+++ ROWS

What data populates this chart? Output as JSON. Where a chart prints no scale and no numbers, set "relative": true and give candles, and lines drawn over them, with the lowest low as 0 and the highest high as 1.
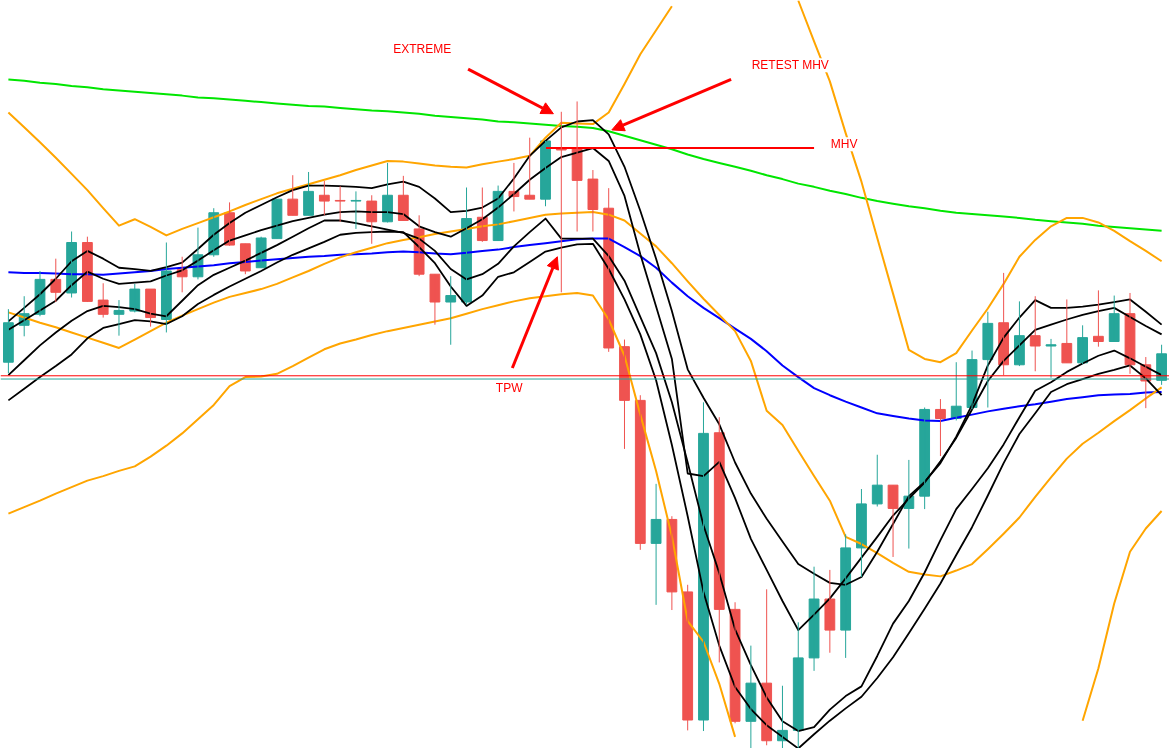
{
  "chart_data": {
    "type": "candlestick",
    "relative": true,
    "categories": [
      null,
      null,
      null,
      null,
      null,
      null,
      null,
      null,
      null,
      null,
      null,
      null,
      null,
      null,
      null,
      null,
      null,
      null,
      null,
      null,
      null,
      null,
      null,
      null,
      null,
      null,
      null,
      null,
      null,
      null,
      null,
      null,
      null,
      null,
      null,
      null,
      null,
      null,
      null,
      null,
      null,
      null,
      null,
      null,
      null,
      null,
      null,
      null,
      null,
      null,
      null,
      null,
      null,
      null,
      null,
      null,
      null,
      null,
      null,
      null,
      null,
      null,
      null,
      null,
      null,
      null,
      null,
      null,
      null,
      null,
      null,
      null,
      null,
      null
    ],
    "ohlc": [
      [
        0.597,
        0.679,
        0.58,
        0.658
      ],
      [
        0.654,
        0.699,
        0.637,
        0.672
      ],
      [
        0.671,
        0.738,
        0.668,
        0.725
      ],
      [
        0.725,
        0.757,
        0.69,
        0.705
      ],
      [
        0.704,
        0.799,
        0.697,
        0.782
      ],
      [
        0.782,
        0.791,
        0.69,
        0.691
      ],
      [
        0.693,
        0.719,
        0.666,
        0.671
      ],
      [
        0.671,
        0.693,
        0.638,
        0.677
      ],
      [
        0.676,
        0.718,
        0.674,
        0.71
      ],
      [
        0.71,
        0.71,
        0.652,
        0.666
      ],
      [
        0.663,
        0.782,
        0.643,
        0.738
      ],
      [
        0.74,
        0.76,
        0.705,
        0.729
      ],
      [
        0.729,
        0.805,
        0.725,
        0.763
      ],
      [
        0.763,
        0.835,
        0.76,
        0.828
      ],
      [
        0.828,
        0.844,
        0.777,
        0.778
      ],
      [
        0.78,
        0.78,
        0.733,
        0.738
      ],
      [
        0.743,
        0.791,
        0.743,
        0.789
      ],
      [
        0.788,
        0.849,
        0.788,
        0.849
      ],
      [
        0.849,
        0.886,
        0.824,
        0.824
      ],
      [
        0.824,
        0.891,
        0.824,
        0.861
      ],
      [
        0.855,
        0.877,
        0.824,
        0.846
      ],
      [
        0.847,
        0.869,
        0.814,
        0.846
      ],
      [
        0.846,
        0.861,
        0.803,
        0.847
      ],
      [
        0.846,
        0.855,
        0.78,
        0.814
      ],
      [
        0.814,
        0.905,
        0.813,
        0.855
      ],
      [
        0.855,
        0.885,
        0.816,
        0.816
      ],
      [
        0.803,
        0.824,
        0.73,
        0.733
      ],
      [
        0.733,
        0.733,
        0.655,
        0.69
      ],
      [
        0.69,
        0.73,
        0.624,
        0.7
      ],
      [
        0.69,
        0.867,
        0.686,
        0.819
      ],
      [
        0.821,
        0.867,
        0.783,
        0.785
      ],
      [
        0.785,
        0.87,
        0.785,
        0.861
      ],
      [
        0.861,
        0.905,
        0.83,
        0.853
      ],
      [
        0.855,
        0.944,
        0.849,
        0.849
      ],
      [
        0.849,
        0.939,
        0.838,
        0.939
      ],
      [
        0.928,
        0.984,
        0.705,
        0.925
      ],
      [
        0.928,
        1.0,
        0.799,
        0.878
      ],
      [
        0.88,
        0.894,
        0.799,
        0.833
      ],
      [
        0.835,
        0.866,
        0.613,
        0.619
      ],
      [
        0.621,
        0.632,
        0.463,
        0.538
      ],
      [
        0.538,
        0.546,
        0.307,
        0.317
      ],
      [
        0.317,
        0.409,
        0.222,
        0.354
      ],
      [
        0.354,
        0.359,
        0.214,
        0.242
      ],
      [
        0.242,
        0.253,
        0.028,
        0.044
      ],
      [
        0.044,
        0.535,
        0.027,
        0.487
      ],
      [
        0.488,
        0.512,
        0.133,
        0.215
      ],
      [
        0.215,
        0.226,
        0.039,
        0.042
      ],
      [
        0.042,
        0.159,
        0.0,
        0.101
      ],
      [
        0.101,
        0.246,
        0.005,
        0.012
      ],
      [
        0.012,
        0.097,
        0.0,
        0.028
      ],
      [
        0.028,
        0.195,
        0.0,
        0.14
      ],
      [
        0.14,
        0.281,
        0.12,
        0.231
      ],
      [
        0.231,
        0.276,
        0.148,
        0.183
      ],
      [
        0.183,
        0.331,
        0.14,
        0.31
      ],
      [
        0.31,
        0.401,
        0.265,
        0.378
      ],
      [
        0.378,
        0.454,
        0.374,
        0.407
      ],
      [
        0.407,
        0.407,
        0.296,
        0.371
      ],
      [
        0.371,
        0.446,
        0.309,
        0.39
      ],
      [
        0.39,
        0.527,
        0.37,
        0.524
      ],
      [
        0.524,
        0.54,
        0.452,
        0.51
      ],
      [
        0.51,
        0.597,
        0.507,
        0.529
      ],
      [
        0.527,
        0.615,
        0.524,
        0.601
      ],
      [
        0.601,
        0.675,
        0.527,
        0.657
      ],
      [
        0.658,
        0.735,
        0.577,
        0.593
      ],
      [
        0.593,
        0.691,
        0.591,
        0.638
      ],
      [
        0.638,
        0.699,
        0.583,
        0.622
      ],
      [
        0.622,
        0.633,
        0.573,
        0.624
      ],
      [
        0.626,
        0.694,
        0.596,
        0.596
      ],
      [
        0.596,
        0.654,
        0.594,
        0.635
      ],
      [
        0.637,
        0.708,
        0.621,
        0.629
      ],
      [
        0.629,
        0.7,
        0.629,
        0.672
      ],
      [
        0.672,
        0.704,
        0.579,
        0.593
      ],
      [
        0.593,
        0.605,
        0.526,
        0.568
      ],
      [
        0.569,
        0.624,
        0.562,
        0.61
      ]
    ],
    "colors": [
      "#26a69a",
      "#26a69a",
      "#26a69a",
      "#ef5350",
      "#26a69a",
      "#ef5350",
      "#ef5350",
      "#26a69a",
      "#26a69a",
      "#ef5350",
      "#26a69a",
      "#ef5350",
      "#26a69a",
      "#26a69a",
      "#ef5350",
      "#ef5350",
      "#26a69a",
      "#26a69a",
      "#ef5350",
      "#26a69a",
      "#ef5350",
      "#ef5350",
      "#26a69a",
      "#ef5350",
      "#26a69a",
      "#ef5350",
      "#ef5350",
      "#ef5350",
      "#26a69a",
      "#26a69a",
      "#ef5350",
      "#26a69a",
      "#ef5350",
      "#ef5350",
      "#26a69a",
      "#ef5350",
      "#ef5350",
      "#ef5350",
      "#ef5350",
      "#ef5350",
      "#ef5350",
      "#26a69a",
      "#ef5350",
      "#ef5350",
      "#26a69a",
      "#ef5350",
      "#ef5350",
      "#26a69a",
      "#ef5350",
      "#26a69a",
      "#26a69a",
      "#26a69a",
      "#ef5350",
      "#26a69a",
      "#26a69a",
      "#26a69a",
      "#ef5350",
      "#26a69a",
      "#26a69a",
      "#ef5350",
      "#26a69a",
      "#26a69a",
      "#26a69a",
      "#ef5350",
      "#26a69a",
      "#ef5350",
      "#26a69a",
      "#ef5350",
      "#26a69a",
      "#ef5350",
      "#26a69a",
      "#ef5350",
      "#ef5350",
      "#26a69a"
    ],
    "series": [
      {
        "type": "line",
        "color": "#00e600",
        "values": [
          1.034,
          1.032,
          1.029,
          1.027,
          1.024,
          1.022,
          1.019,
          1.017,
          1.015,
          1.013,
          1.011,
          1.009,
          1.006,
          1.005,
          1.003,
          1.001,
          0.999,
          0.997,
          0.995,
          0.993,
          0.992,
          0.99,
          0.988,
          0.986,
          0.985,
          0.983,
          0.981,
          0.978,
          0.976,
          0.974,
          0.972,
          0.969,
          0.968,
          0.966,
          0.964,
          0.962,
          0.961,
          0.959,
          0.954,
          0.947,
          0.94,
          0.933,
          0.926,
          0.918,
          0.911,
          0.905,
          0.899,
          0.893,
          0.886,
          0.88,
          0.873,
          0.868,
          0.862,
          0.857,
          0.851,
          0.846,
          0.842,
          0.838,
          0.835,
          0.831,
          0.828,
          0.826,
          0.824,
          0.822,
          0.82,
          0.817,
          0.815,
          0.813,
          0.811,
          0.808,
          0.806,
          0.804,
          0.802,
          0.8
        ]
      },
      {
        "type": "line",
        "color": "#0000ff",
        "values": [
          0.736,
          0.735,
          0.735,
          0.734,
          0.733,
          0.733,
          0.732,
          0.734,
          0.736,
          0.738,
          0.741,
          0.743,
          0.745,
          0.747,
          0.75,
          0.752,
          0.754,
          0.756,
          0.758,
          0.76,
          0.761,
          0.763,
          0.764,
          0.765,
          0.767,
          0.768,
          0.767,
          0.765,
          0.764,
          0.766,
          0.769,
          0.771,
          0.775,
          0.778,
          0.781,
          0.784,
          0.787,
          0.788,
          0.788,
          0.775,
          0.761,
          0.743,
          0.72,
          0.699,
          0.681,
          0.665,
          0.649,
          0.633,
          0.614,
          0.592,
          0.574,
          0.557,
          0.546,
          0.536,
          0.527,
          0.518,
          0.514,
          0.51,
          0.507,
          0.506,
          0.511,
          0.516,
          0.521,
          0.525,
          0.529,
          0.532,
          0.536,
          0.54,
          0.543,
          0.546,
          0.547,
          0.548,
          0.55,
          0.551
        ]
      },
      {
        "type": "line",
        "color": "#ffa500",
        "values": [
          0.983,
          0.96,
          0.937,
          0.913,
          0.888,
          0.863,
          0.835,
          0.808,
          0.818,
          0.806,
          0.793,
          0.803,
          0.812,
          0.821,
          0.83,
          0.84,
          0.849,
          0.858,
          0.865,
          0.872,
          0.879,
          0.886,
          0.894,
          0.901,
          0.908,
          0.907,
          0.904,
          0.901,
          0.899,
          0.898,
          0.903,
          0.907,
          0.911,
          0.916,
          0.944,
          0.967,
          0.966,
          0.965,
          0.983,
          1.027,
          1.073,
          1.11,
          1.147,
          null,
          null,
          null,
          null,
          null,
          null,
          null,
          1.156,
          1.093,
          1.031,
          0.951,
          0.876,
          0.789,
          0.703,
          0.616,
          0.602,
          0.597,
          0.611,
          0.646,
          0.68,
          0.718,
          0.76,
          0.786,
          0.807,
          0.82,
          0.82,
          0.813,
          0.8,
          0.784,
          0.769,
          0.753
        ]
      },
      {
        "type": "line",
        "color": "#ffa500",
        "values": [
          0.363,
          0.373,
          0.383,
          0.394,
          0.404,
          0.414,
          0.421,
          0.429,
          0.436,
          0.451,
          0.468,
          0.487,
          0.509,
          0.531,
          0.56,
          0.574,
          0.575,
          0.579,
          0.591,
          0.604,
          0.617,
          0.626,
          0.632,
          0.639,
          0.645,
          0.65,
          0.655,
          0.66,
          0.665,
          0.672,
          0.679,
          0.685,
          0.691,
          0.696,
          0.699,
          0.702,
          0.704,
          0.7,
          0.663,
          0.607,
          0.516,
          0.429,
          0.328,
          0.197,
          0.165,
          0.1,
          0.018,
          null,
          null,
          null,
          null,
          null,
          null,
          null,
          null,
          null,
          null,
          null,
          null,
          null,
          null,
          null,
          null,
          null,
          null,
          null,
          null,
          null,
          0.043,
          0.124,
          0.224,
          0.304,
          0.34,
          0.367
        ]
      },
      {
        "type": "line",
        "color": "#ffa500",
        "values": [
          0.674,
          0.666,
          0.658,
          0.651,
          0.643,
          0.635,
          0.627,
          0.619,
          0.632,
          0.645,
          0.658,
          0.669,
          0.679,
          0.689,
          0.698,
          0.704,
          0.71,
          0.718,
          0.728,
          0.738,
          0.749,
          0.759,
          0.767,
          0.774,
          0.781,
          0.786,
          0.79,
          0.795,
          0.799,
          0.803,
          0.807,
          0.81,
          0.815,
          0.82,
          0.825,
          0.827,
          0.828,
          0.829,
          0.825,
          0.816,
          0.796,
          0.776,
          0.75,
          0.722,
          0.695,
          0.67,
          0.645,
          0.599,
          0.522,
          0.5,
          0.46,
          0.421,
          0.383,
          0.327,
          0.316,
          0.302,
          0.287,
          0.273,
          0.269,
          0.266,
          0.275,
          0.285,
          0.308,
          0.332,
          0.357,
          0.389,
          0.419,
          0.448,
          0.471,
          0.488,
          0.506,
          0.523,
          0.541,
          0.558
        ]
      },
      {
        "type": "line",
        "color": "#000000",
        "values": [
          0.66,
          0.681,
          0.702,
          0.726,
          0.753,
          0.769,
          0.757,
          0.743,
          0.741,
          0.738,
          0.744,
          0.751,
          0.772,
          0.794,
          0.812,
          0.828,
          0.84,
          0.852,
          0.863,
          0.87,
          0.87,
          0.869,
          0.868,
          0.866,
          0.872,
          0.876,
          0.868,
          0.85,
          0.829,
          0.831,
          0.836,
          0.85,
          0.881,
          0.916,
          0.939,
          0.96,
          0.969,
          0.971,
          0.949,
          0.899,
          0.831,
          0.757,
          0.676,
          0.586,
          0.542,
          0.501,
          0.442,
          0.394,
          0.355,
          0.32,
          0.285,
          0.27,
          0.256,
          0.253,
          0.265,
          0.304,
          0.347,
          0.39,
          0.412,
          0.441,
          0.482,
          0.531,
          0.592,
          0.635,
          0.666,
          0.693,
          0.681,
          0.681,
          0.683,
          0.686,
          0.69,
          0.694,
          0.675,
          0.655
        ]
      },
      {
        "type": "line",
        "color": "#000000",
        "values": [
          0.647,
          0.662,
          0.677,
          0.692,
          0.716,
          0.737,
          0.726,
          0.718,
          0.72,
          0.722,
          0.731,
          0.739,
          0.754,
          0.77,
          0.785,
          0.793,
          0.801,
          0.808,
          0.815,
          0.82,
          0.825,
          0.829,
          0.83,
          0.829,
          0.829,
          0.826,
          0.807,
          0.798,
          0.791,
          0.804,
          0.818,
          0.836,
          0.857,
          0.879,
          0.897,
          0.914,
          0.921,
          0.928,
          0.908,
          0.854,
          0.764,
          0.683,
          0.602,
          0.425,
          0.421,
          0.443,
          0.387,
          0.324,
          0.276,
          0.228,
          0.183,
          0.207,
          0.232,
          0.263,
          0.295,
          0.327,
          0.36,
          0.386,
          0.411,
          0.444,
          0.48,
          0.524,
          0.568,
          0.599,
          0.623,
          0.647,
          0.655,
          0.663,
          0.67,
          0.676,
          0.681,
          0.667,
          0.653,
          0.64
        ]
      },
      {
        "type": "line",
        "color": "#000000",
        "values": [
          0.577,
          0.6,
          0.623,
          0.643,
          0.661,
          0.676,
          0.684,
          0.682,
          0.679,
          0.672,
          0.668,
          0.692,
          0.716,
          0.732,
          0.743,
          0.754,
          0.766,
          0.778,
          0.791,
          0.804,
          0.816,
          0.816,
          0.812,
          0.807,
          0.802,
          0.797,
          0.788,
          0.769,
          0.741,
          0.725,
          0.733,
          0.749,
          0.776,
          0.798,
          0.819,
          0.788,
          0.788,
          0.788,
          0.761,
          0.723,
          0.667,
          0.611,
          0.535,
          0.442,
          0.345,
          0.271,
          0.184,
          0.129,
          0.079,
          0.042,
          0.027,
          0.033,
          0.06,
          0.081,
          0.096,
          0.143,
          0.193,
          0.228,
          0.272,
          0.322,
          0.37,
          0.401,
          0.433,
          0.47,
          0.512,
          0.553,
          0.566,
          0.582,
          0.595,
          0.607,
          0.615,
          0.603,
          0.59,
          0.577
        ]
      },
      {
        "type": "line",
        "color": "#000000",
        "values": [
          0.538,
          0.556,
          0.574,
          0.591,
          0.609,
          0.634,
          0.65,
          0.656,
          0.662,
          0.66,
          0.656,
          0.668,
          0.687,
          0.701,
          0.714,
          0.726,
          0.738,
          0.751,
          0.763,
          0.773,
          0.783,
          0.794,
          0.797,
          0.798,
          0.799,
          0.798,
          0.775,
          0.75,
          0.714,
          0.684,
          0.7,
          0.729,
          0.736,
          0.752,
          0.768,
          0.774,
          0.779,
          0.78,
          0.741,
          0.694,
          0.64,
          0.569,
          0.469,
          0.359,
          0.242,
          0.159,
          0.095,
          0.061,
          0.036,
          0.018,
          0.0,
          0.022,
          0.043,
          0.062,
          0.08,
          0.109,
          0.141,
          0.178,
          0.216,
          0.255,
          0.299,
          0.342,
          0.391,
          0.441,
          0.486,
          0.518,
          0.551,
          0.563,
          0.571,
          0.579,
          0.585,
          0.592,
          0.572,
          0.546
        ]
      },
      {
        "type": "line",
        "color": "#ff0000",
        "values": [
          null,
          null,
          null,
          null,
          null,
          null,
          null,
          null,
          null,
          null,
          null,
          null,
          null,
          null,
          null,
          null,
          null,
          null,
          null,
          null,
          null,
          null,
          null,
          null,
          null,
          null,
          null,
          null,
          null,
          null,
          null,
          null,
          null,
          null,
          0.928,
          0.928,
          0.928,
          0.928,
          0.928,
          0.928,
          0.928,
          0.928,
          0.928,
          0.928,
          0.928,
          0.928,
          0.928,
          0.928,
          0.928,
          0.928,
          0.928,
          0.928,
          null,
          null,
          null,
          null,
          null,
          null,
          null,
          null,
          null,
          null,
          null,
          null,
          null,
          null,
          null,
          null,
          null,
          null,
          null,
          null,
          null,
          null
        ]
      }
    ],
    "ref_lines": [
      {
        "axis": "y",
        "value": 0.576,
        "color": "#ff0000"
      },
      {
        "axis": "y",
        "value": 0.571,
        "color": "#26a69a"
      }
    ],
    "annotations": [
      "EXTREME",
      "RETEST MHV",
      "MHV",
      "TPW"
    ]
  }
}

++++++

Where a line above includes "true", copy that line.

= EXERCISE RESPONSE =
What data populates this chart? Output as JSON. Where a chart prints no scale and no numbers, set "relative": true and give candles, and lines drawn over them, with the lowest low as 0 and the highest high as 1.
    "relative": true,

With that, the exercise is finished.